### What to produce
Starting at the line with "Type out the text in this image.", return every line through the final one of the data, word for word. Pictures stay out.

### Listing

============

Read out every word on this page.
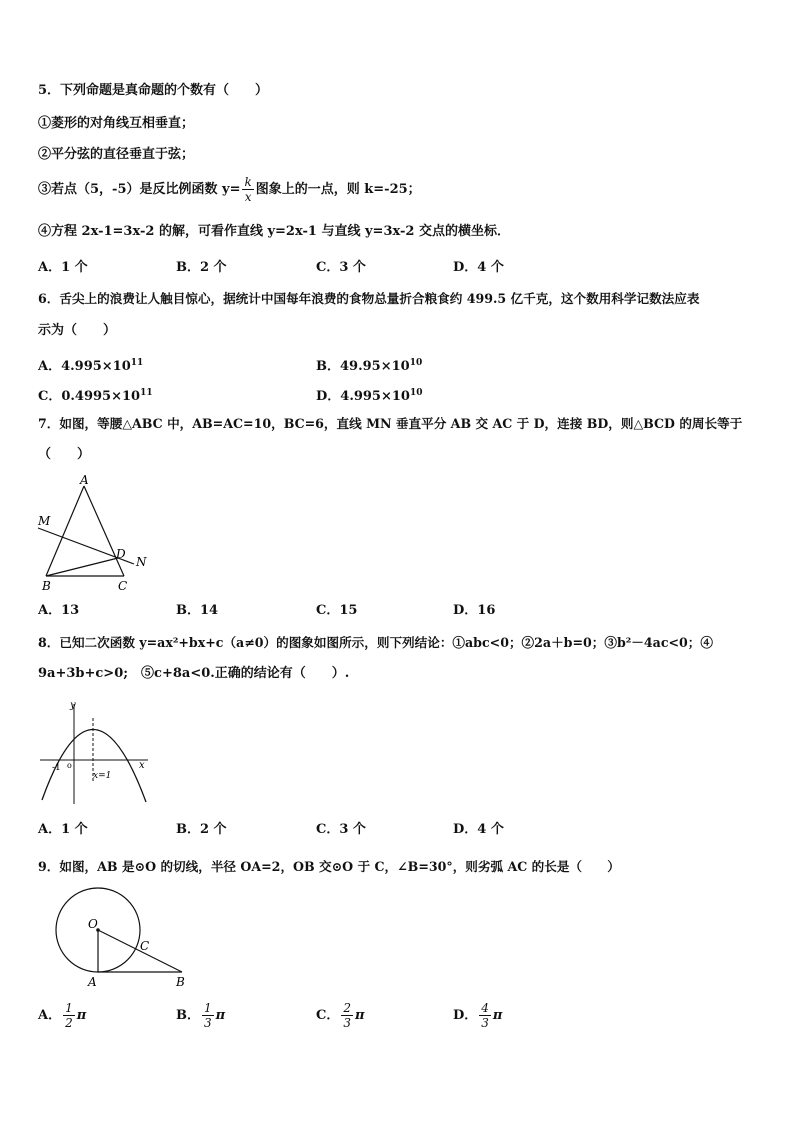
5．下列命题是真命题的个数有（　　）
①菱形的对角线互相垂直；
②平分弦的直径垂直于弦；
③若点（5，-5）是反比例函数 $y= \frac{k}{x}$ 图象上的一点，则 k=-25；
④方程 2x-1=3x-2 的解，可看作直线 y=2x-1 与直线 y=3x-2 交点的横坐标．
A．1 个	B．2 个	C．3 个	D．4 个
6．舌尖上的浪费让人触目惊心，据统计中国每年浪费的食物总量折合粮食约 499.5 亿千克，这个数用科学记数法应表
示为（　　）
A．$4.995\times 10^{11}$	B．$49.95\times 10^{10}$
C．$0.4995\times 10^{11}$	D．$4.995\times 10^{10}$
7．如图，等腰△ABC 中，AB=AC=10，BC=6，直线 MN 垂直平分 AB 交 AC 于 D，连接 BD，则△BCD 的周长等于
（　　）
A
M
D
N
B	C
A．13	B．14	C．15	D．16
8．已知二次函数 y=ax²+bx+c（a≠0）的图象如图所示，则下列结论：①abc<0；②2a＋b=0；③b²－4ac<0；④
9a+3b+c>0;　⑤c+8a<0.正确的结论有（　　）.
y
x
-1 o
x=1
A．1 个	B．2 个	C．3 个	D．4 个
9．如图，AB 是⊙O 的切线，半径 OA=2，OB 交⊙O 于 C，∠B=30°，则劣弧 AC 的长是（　　）
O
C
A	B
A． $\frac{1}{2}$ π	B． $\frac{1}{3}$ π	C． $\frac{2}{3}$ π	D． $\frac{4}{3}$ π
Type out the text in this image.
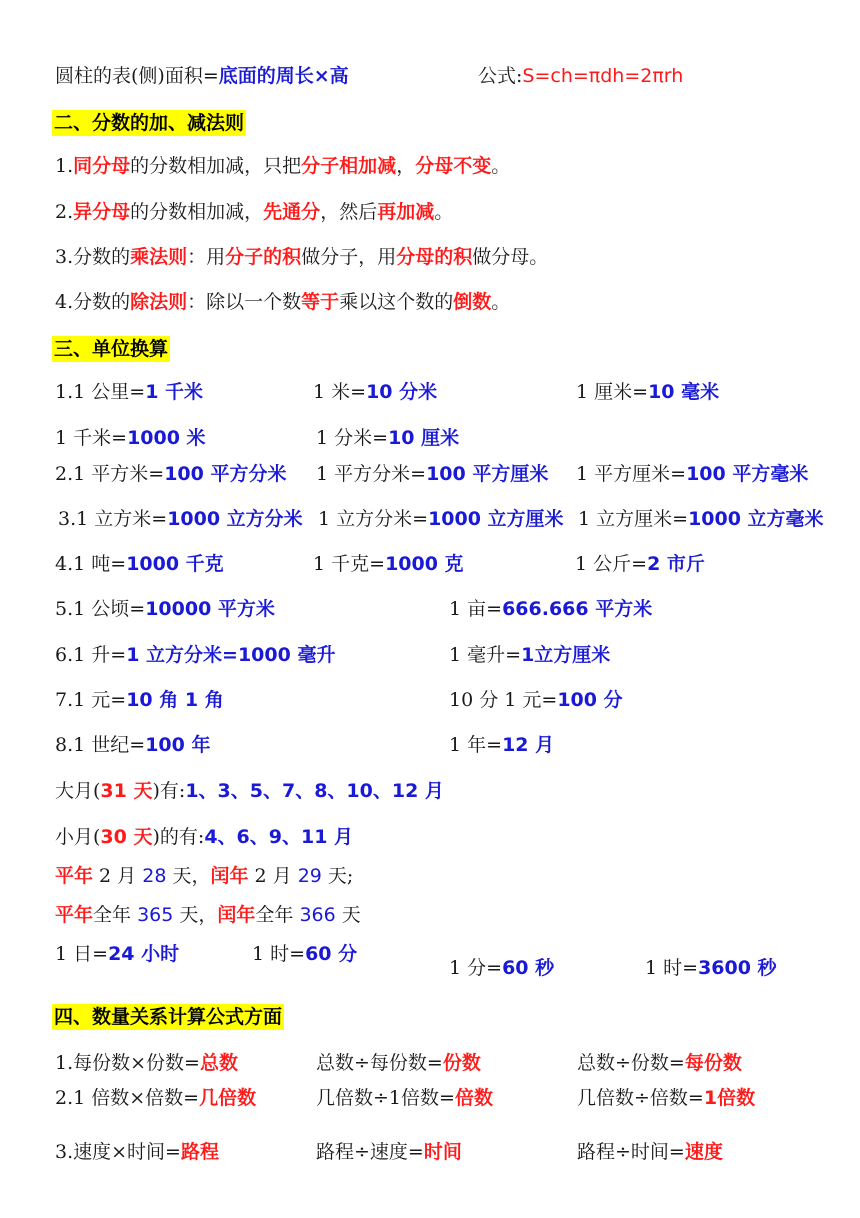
圆柱的表(侧)面积=底面的周长×高	公式:S=ch=πdh=2πrh
二、分数的加、减法则
1.同分母的分数相加减，只把分子相加减，分母不变。
2.异分母的分数相加减，先通分，然后再加减。
3.分数的乘法则：用分子的积做分子，用分母的积做分母。
4.分数的除法则：除以一个数等于乘以这个数的倒数。
三、单位换算
1.1 公里=1 千米	1 米=10 分米	1 厘米=10 毫米
1 千米=1000 米	1 分米=10 厘米
2.1 平方米=100 平方分米 1 平方分米=100 平方厘米 1 平方厘米=100 平方毫米
3.1 立方米=1000 立方分米 1 立方分米=1000 立方厘米 1 立方厘米=1000 立方毫米
4.1 吨=1000 千克	1 千克=1000 克	1 公斤=2 市斤
5.1 公顷=10000 平方米	1 亩=666.666 平方米
6.1 升=1 立方分米=1000 毫升	1 毫升=1立方厘米
7.1 元=10 角 1 角	10 分 1 元=100 分
8.1 世纪=100 年	1 年=12 月
大月(31 天)有:1、3、5、7、8、10、12 月
小月(30 天)的有:4、6、9、11 月
平年 2 月 28 天，闰年 2 月 29 天;
平年全年 365 天，闰年全年 366 天
1 日=24 小时	1 时=60 分
1 分=60 秒	1 时=3600 秒
四、数量关系计算公式方面
1.每份数×份数=总数	总数÷每份数=份数	总数÷份数=每份数
2.1 倍数×倍数=几倍数	几倍数÷1倍数=倍数	几倍数÷倍数=1倍数
3.速度×时间=路程	路程÷速度=时间	路程÷时间=速度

============

### Written response
Type out the text in this image.
圆柱的表(侧)面积=底面的周长×高	公式:S=ch=πdh=2πrh
二、分数的加、减法则
1.同分母的分数相加减，只把分子相加减，分母不变。
2.异分母的分数相加减，先通分，然后再加减。
3.分数的乘法则：用分子的积做分子，用分母的积做分母。
4.分数的除法则：除以一个数等于乘以这个数的倒数。
三、单位换算
1.1 公里=1 千米	1 米=10 分米	1 厘米=10 毫米
1 千米=1000 米	1 分米=10 厘米
2.1 平方米=100 平方分米 1 平方分米=100 平方厘米 1 平方厘米=100 平方毫米
3.1 立方米=1000 立方分米 1 立方分米=1000 立方厘米 1 立方厘米=1000 立方毫米
4.1 吨=1000 千克	1 千克=1000 克	1 公斤=2 市斤
5.1 公顷=10000 平方米	1 亩=666.666 平方米
6.1 升=1 立方分米=1000 毫升	1 毫升=1立方厘米
7.1 元=10 角 1 角	10 分 1 元=100 分
8.1 世纪=100 年	1 年=12 月
大月(31 天)有:1、3、5、7、8、10、12 月
小月(30 天)的有:4、6、9、11 月
平年 2 月 28 天，闰年 2 月 29 天;
平年全年 365 天，闰年全年 366 天
1 日=24 小时	1 时=60 分
1 分=60 秒	1 时=3600 秒
四、数量关系计算公式方面
1.每份数×份数=总数	总数÷每份数=份数	总数÷份数=每份数
2.1 倍数×倍数=几倍数	几倍数÷1倍数=倍数	几倍数÷倍数=1倍数
3.速度×时间=路程	路程÷速度=时间	路程÷时间=速度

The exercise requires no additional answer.